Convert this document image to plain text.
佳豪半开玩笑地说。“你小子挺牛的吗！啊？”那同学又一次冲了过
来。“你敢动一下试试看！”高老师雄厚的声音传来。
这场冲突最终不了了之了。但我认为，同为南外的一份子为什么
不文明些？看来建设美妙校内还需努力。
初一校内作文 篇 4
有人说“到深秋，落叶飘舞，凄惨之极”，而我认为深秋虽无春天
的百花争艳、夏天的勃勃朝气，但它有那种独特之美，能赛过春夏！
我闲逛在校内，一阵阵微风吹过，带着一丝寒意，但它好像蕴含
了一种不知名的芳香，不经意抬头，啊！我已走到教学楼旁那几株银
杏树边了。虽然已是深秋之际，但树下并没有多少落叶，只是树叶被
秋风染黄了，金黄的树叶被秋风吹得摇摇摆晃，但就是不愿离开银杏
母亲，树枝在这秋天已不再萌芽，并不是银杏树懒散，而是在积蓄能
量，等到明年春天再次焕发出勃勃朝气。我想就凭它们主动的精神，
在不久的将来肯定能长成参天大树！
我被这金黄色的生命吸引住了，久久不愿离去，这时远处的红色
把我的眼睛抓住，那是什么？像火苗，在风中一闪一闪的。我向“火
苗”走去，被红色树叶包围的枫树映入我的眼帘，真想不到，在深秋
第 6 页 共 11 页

========================================================================

THE REQUEST » Write out the whole listing again. Match it word for word.

WRITTEN SOLUTION »
Convert this document image to plain text.
佳豪半开玩笑地说。“你小子挺牛的吗！啊？”那同学又一次冲了过
来。“你敢动一下试试看！”高老师雄厚的声音传来。
这场冲突最终不了了之了。但我认为，同为南外的一份子为什么
不文明些？看来建设美妙校内还需努力。
初一校内作文 篇 4
有人说“到深秋，落叶飘舞，凄惨之极”，而我认为深秋虽无春天
的百花争艳、夏天的勃勃朝气，但它有那种独特之美，能赛过春夏！
我闲逛在校内，一阵阵微风吹过，带着一丝寒意，但它好像蕴含
了一种不知名的芳香，不经意抬头，啊！我已走到教学楼旁那几株银
杏树边了。虽然已是深秋之际，但树下并没有多少落叶，只是树叶被
秋风染黄了，金黄的树叶被秋风吹得摇摇摆晃，但就是不愿离开银杏
母亲，树枝在这秋天已不再萌芽，并不是银杏树懒散，而是在积蓄能
量，等到明年春天再次焕发出勃勃朝气。我想就凭它们主动的精神，
在不久的将来肯定能长成参天大树！
我被这金黄色的生命吸引住了，久久不愿离去，这时远处的红色
把我的眼睛抓住，那是什么？像火苗，在风中一闪一闪的。我向“火
苗”走去，被红色树叶包围的枫树映入我的眼帘，真想不到，在深秋
第 6 页 共 11 页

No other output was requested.